* begin PROVIDED ENTRIES *
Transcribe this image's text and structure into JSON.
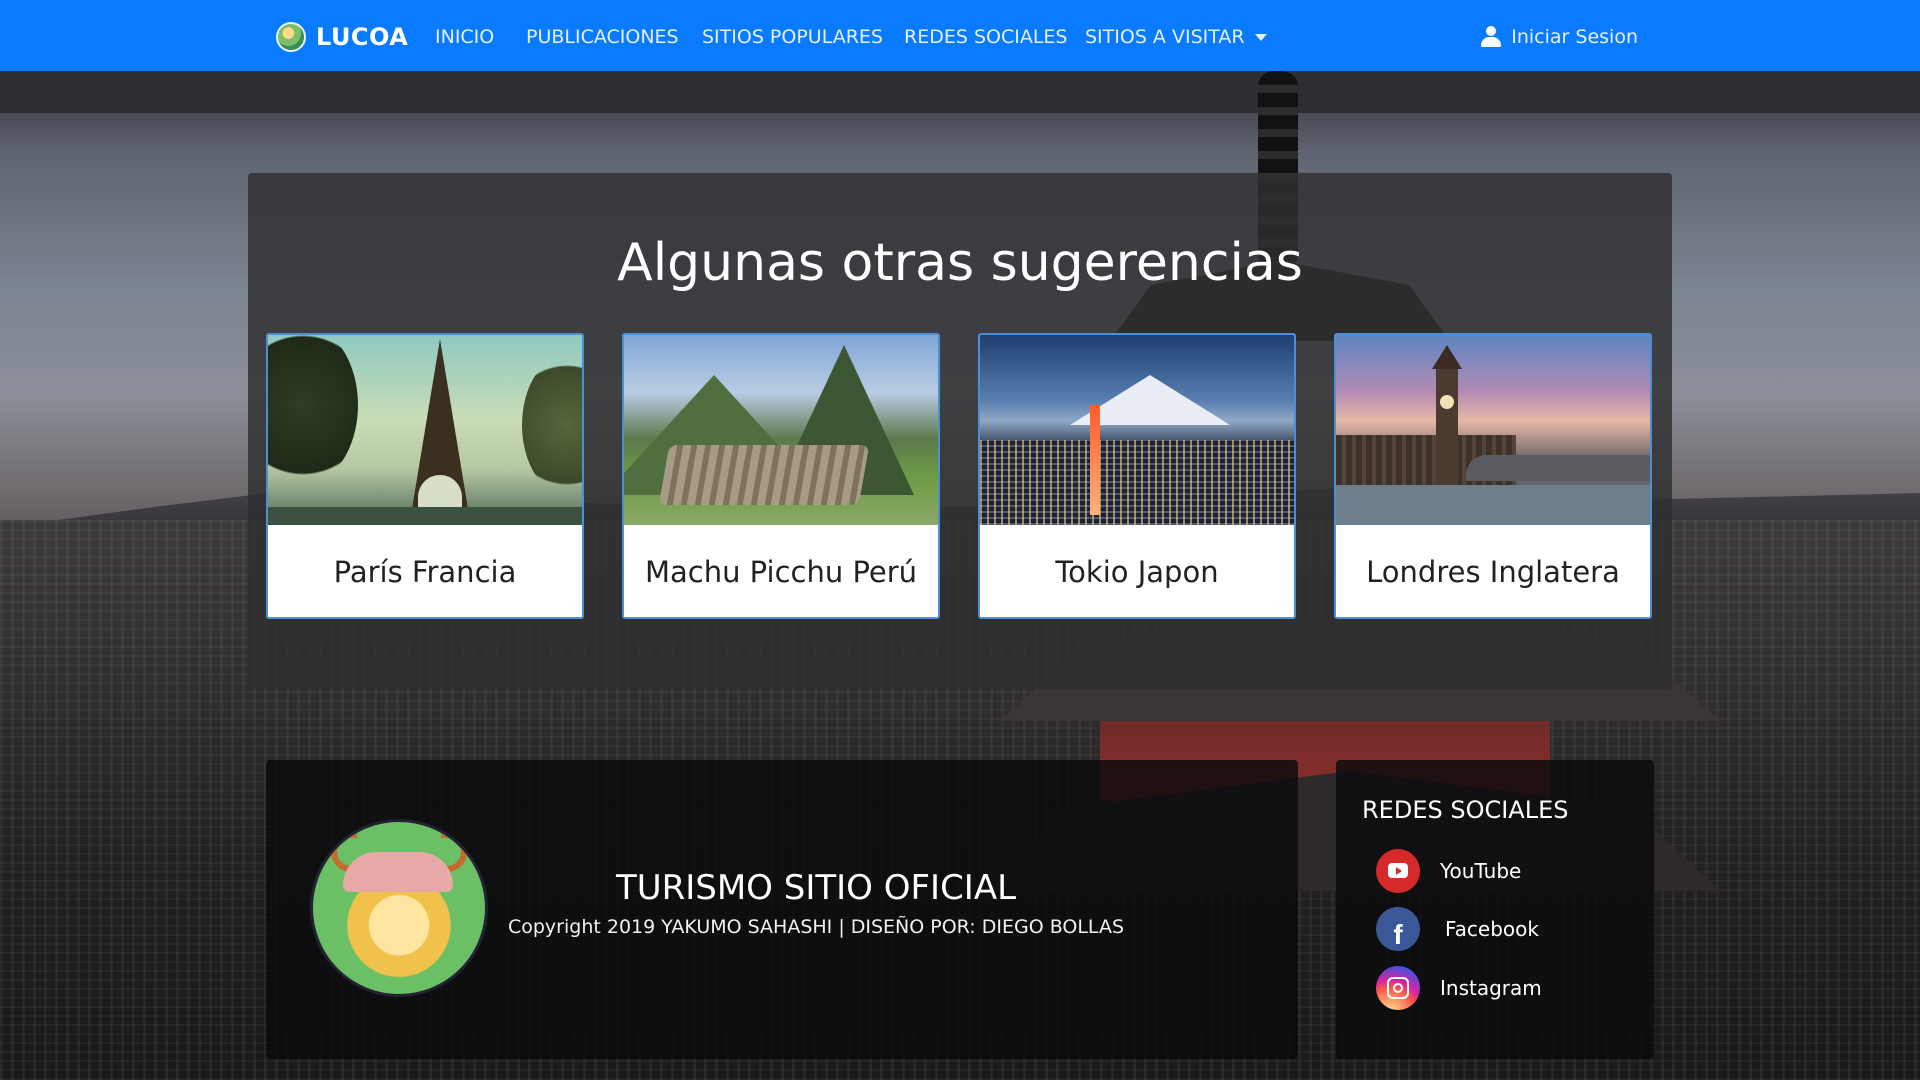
{
  "navbar": {
    "brand": "LUCOA",
    "links": [
      {
        "label": "INICIO"
      },
      {
        "label": "PUBLICACIONES"
      },
      {
        "label": "SITIOS POPULARES"
      },
      {
        "label": "REDES SOCIALES"
      },
      {
        "label": "SITIOS A VISITAR"
      }
    ],
    "login_label": "Iniciar Sesion",
    "color": "#0a7bff"
  },
  "suggestions": {
    "title": "Algunas otras sugerencias",
    "cards": [
      {
        "label": "París Francia",
        "image": "eiffel-tower"
      },
      {
        "label": "Machu Picchu Perú",
        "image": "machu-picchu"
      },
      {
        "label": "Tokio Japon",
        "image": "tokyo-tower-fuji"
      },
      {
        "label": "Londres Inglatera",
        "image": "big-ben-london"
      }
    ]
  },
  "footer": {
    "title": "TURISMO SITIO OFICIAL",
    "copyright": "Copyright 2019 YAKUMO SAHASHI | DISEÑO POR: DIEGO BOLLAS",
    "social": {
      "title": "REDES SOCIALES",
      "items": [
        {
          "label": "YouTube",
          "icon": "youtube-icon"
        },
        {
          "label": "Facebook",
          "icon": "facebook-icon"
        },
        {
          "label": "Instagram",
          "icon": "instagram-icon"
        }
      ]
    }
  }
}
* end PROVIDED ENTRIES *
### THE REQUEST
Look through the data above. Find each line with the string "SITIOS" and copy it.

### RESULT FOR THIS TASK
        "label": "SITIOS POPULARES"
        "label": "SITIOS A VISITAR"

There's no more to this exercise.